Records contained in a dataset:
>> Start

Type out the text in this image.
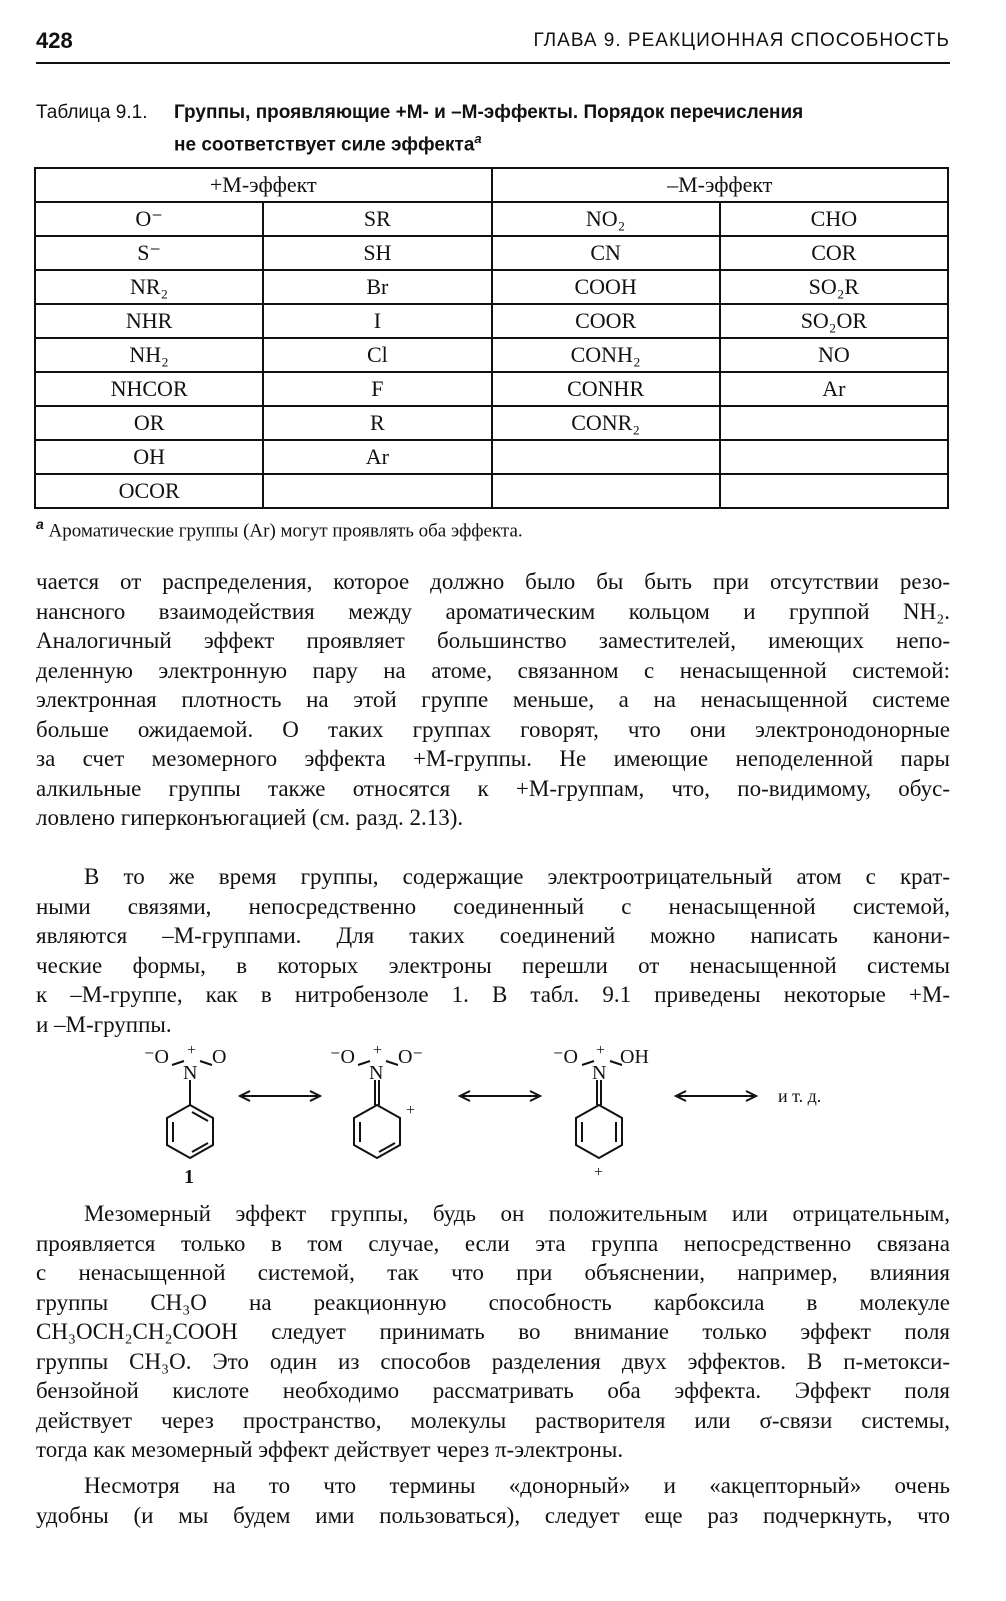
428	ГЛАВА 9. РЕАКЦИОННАЯ СПОСОБНОСТЬ
Таблица 9.1. Группы, проявляющие +M- и –M-эффекты. Порядок перечисления
не соответствует силе эффекта$^a$
+M-эффект		–M-эффект	
O⁻	SR	NO₂	CHO
S⁻	SH	CN	COR
NR₂	Br	COOH	SO₂R
NHR	I	COOR	SO₂OR
NH₂	Cl	CONH₂	NO
NHCOR	F	CONHR	Ar
OR	R	CONR₂	
OH	Ar		
OCOR			
$^a$ Ароматические группы (Ar) могут проявлять оба эффекта.
чается от распределения, которое должно было бы быть при отсутствии резо-
нансного взаимодействия между ароматическим кольцом и группой NH₂.
Аналогичный эффект проявляет большинство заместителей, имеющих непо-
деленную электронную пару на атоме, связанном с ненасыщенной системой:
электронная плотность на этой группе меньше, а на ненасыщенной системе
больше ожидаемой. О таких группах говорят, что они электронодонорные
за счет мезомерного эффекта +M-группы. Не имеющие неподеленной пары
алкильные группы также относятся к +M-группам, что, по-видимому, обус-
ловлено гиперконъюгацией (см. разд. 2.13).
В то же время группы, содержащие электроотрицательный атом с крат-
ными связями, непосредственно соединенный с ненасыщенной системой,
являются –M-группами. Для таких соединений можно написать канони-
ческие формы, в которых электроны перешли от ненасыщенной системы
к –M-группе, как в нитробензоле 1. В табл. 9.1 приведены некоторые +M-
и –M-группы.
⁻O
N
+ O
1
⁻O
N
+ O⁻
+
⁻O
N
+ OH
+
и т. д.
Мезомерный эффект группы, будь он положительным или отрицательным,
проявляется только в том случае, если эта группа непосредственно связана
с ненасыщенной системой, так что при объяснении, например, влияния
группы CH₃O на реакционную способность карбоксила в молекуле
CH₃OCH₂CH₂COOH следует принимать во внимание только эффект поля
группы CH₃O. Это один из способов разделения двух эффектов. В п-метокси-
бензойной кислоте необходимо рассматривать оба эффекта. Эффект поля
действует через пространство, молекулы растворителя или σ-связи системы,
тогда как мезомерный эффект действует через π-электроны.
Несмотря на то что термины «донорный» и «акцепторный» очень
удобны (и мы будем ими пользоваться), следует еще раз подчеркнуть, что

>> End

Your task is to return the entries above exactly, with no pictures.

THE OUTPUT ▸
Type out the text in this image.
428	ГЛАВА 9. РЕАКЦИОННАЯ СПОСОБНОСТЬ
Таблица 9.1. Группы, проявляющие +M- и –M-эффекты. Порядок перечисления
не соответствует силе эффекта$^a$
+M-эффект		–M-эффект	
O⁻	SR	NO₂	CHO
S⁻	SH	CN	COR
NR₂	Br	COOH	SO₂R
NHR	I	COOR	SO₂OR
NH₂	Cl	CONH₂	NO
NHCOR	F	CONHR	Ar
OR	R	CONR₂	
OH	Ar		
OCOR			
$^a$ Ароматические группы (Ar) могут проявлять оба эффекта.
чается от распределения, которое должно было бы быть при отсутствии резо-
нансного взаимодействия между ароматическим кольцом и группой NH₂.
Аналогичный эффект проявляет большинство заместителей, имеющих непо-
деленную электронную пару на атоме, связанном с ненасыщенной системой:
электронная плотность на этой группе меньше, а на ненасыщенной системе
больше ожидаемой. О таких группах говорят, что они электронодонорные
за счет мезомерного эффекта +M-группы. Не имеющие неподеленной пары
алкильные группы также относятся к +M-группам, что, по-видимому, обус-
ловлено гиперконъюгацией (см. разд. 2.13).
В то же время группы, содержащие электроотрицательный атом с крат-
ными связями, непосредственно соединенный с ненасыщенной системой,
являются –M-группами. Для таких соединений можно написать канони-
ческие формы, в которых электроны перешли от ненасыщенной системы
к –M-группе, как в нитробензоле 1. В табл. 9.1 приведены некоторые +M-
и –M-группы.
⁻O
N
+ O
1
⁻O
N
+ O⁻
+
⁻O
N
+ OH
+
и т. д.
Мезомерный эффект группы, будь он положительным или отрицательным,
проявляется только в том случае, если эта группа непосредственно связана
с ненасыщенной системой, так что при объяснении, например, влияния
группы CH₃O на реакционную способность карбоксила в молекуле
CH₃OCH₂CH₂COOH следует принимать во внимание только эффект поля
группы CH₃O. Это один из способов разделения двух эффектов. В п-метокси-
бензойной кислоте необходимо рассматривать оба эффекта. Эффект поля
действует через пространство, молекулы растворителя или σ-связи системы,
тогда как мезомерный эффект действует через π-электроны.
Несмотря на то что термины «донорный» и «акцепторный» очень
удобны (и мы будем ими пользоваться), следует еще раз подчеркнуть, что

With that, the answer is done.